### Exercise prompt
Every entry must be given again exactly.

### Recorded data
---*---

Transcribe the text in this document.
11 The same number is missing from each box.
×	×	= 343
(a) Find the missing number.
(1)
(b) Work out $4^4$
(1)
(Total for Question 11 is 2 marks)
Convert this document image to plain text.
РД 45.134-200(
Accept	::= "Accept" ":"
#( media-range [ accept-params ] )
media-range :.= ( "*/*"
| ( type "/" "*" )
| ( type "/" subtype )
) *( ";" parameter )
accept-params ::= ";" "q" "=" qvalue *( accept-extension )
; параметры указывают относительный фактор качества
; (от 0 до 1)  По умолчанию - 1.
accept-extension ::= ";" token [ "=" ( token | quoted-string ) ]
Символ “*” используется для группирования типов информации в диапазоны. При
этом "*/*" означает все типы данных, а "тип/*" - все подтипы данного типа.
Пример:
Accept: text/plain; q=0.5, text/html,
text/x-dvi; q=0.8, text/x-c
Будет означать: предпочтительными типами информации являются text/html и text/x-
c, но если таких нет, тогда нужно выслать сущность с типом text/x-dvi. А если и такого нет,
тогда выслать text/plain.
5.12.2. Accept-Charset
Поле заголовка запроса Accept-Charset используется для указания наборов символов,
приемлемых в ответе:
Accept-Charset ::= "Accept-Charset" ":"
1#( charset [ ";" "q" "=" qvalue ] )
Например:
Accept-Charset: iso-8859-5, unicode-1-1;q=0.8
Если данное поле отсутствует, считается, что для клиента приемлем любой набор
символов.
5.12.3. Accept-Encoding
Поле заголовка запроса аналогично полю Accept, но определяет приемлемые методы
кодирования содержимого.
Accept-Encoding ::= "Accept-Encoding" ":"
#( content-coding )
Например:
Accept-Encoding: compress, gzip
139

---*---

### Expected answer
Transcribe the text in this document.
11 The same number is missing from each box.
×	×	= 343
(a) Find the missing number.
(1)
(b) Work out $4^4$
(1)
(Total for Question 11 is 2 marks)
Convert this document image to plain text.
РД 45.134-200(
Accept	::= "Accept" ":"
#( media-range [ accept-params ] )
media-range :.= ( "*/*"
| ( type "/" "*" )
| ( type "/" subtype )
) *( ";" parameter )
accept-params ::= ";" "q" "=" qvalue *( accept-extension )
; параметры указывают относительный фактор качества
; (от 0 до 1)  По умолчанию - 1.
accept-extension ::= ";" token [ "=" ( token | quoted-string ) ]
Символ “*” используется для группирования типов информации в диапазоны. При
этом "*/*" означает все типы данных, а "тип/*" - все подтипы данного типа.
Пример:
Accept: text/plain; q=0.5, text/html,
text/x-dvi; q=0.8, text/x-c
Будет означать: предпочтительными типами информации являются text/html и text/x-
c, но если таких нет, тогда нужно выслать сущность с типом text/x-dvi. А если и такого нет,
тогда выслать text/plain.
5.12.2. Accept-Charset
Поле заголовка запроса Accept-Charset используется для указания наборов символов,
приемлемых в ответе:
Accept-Charset ::= "Accept-Charset" ":"
1#( charset [ ";" "q" "=" qvalue ] )
Например:
Accept-Charset: iso-8859-5, unicode-1-1;q=0.8
Если данное поле отсутствует, считается, что для клиента приемлем любой набор
символов.
5.12.3. Accept-Encoding
Поле заголовка запроса аналогично полю Accept, но определяет приемлемые методы
кодирования содержимого.
Accept-Encoding ::= "Accept-Encoding" ":"
#( content-coding )
Например:
Accept-Encoding: compress, gzip
139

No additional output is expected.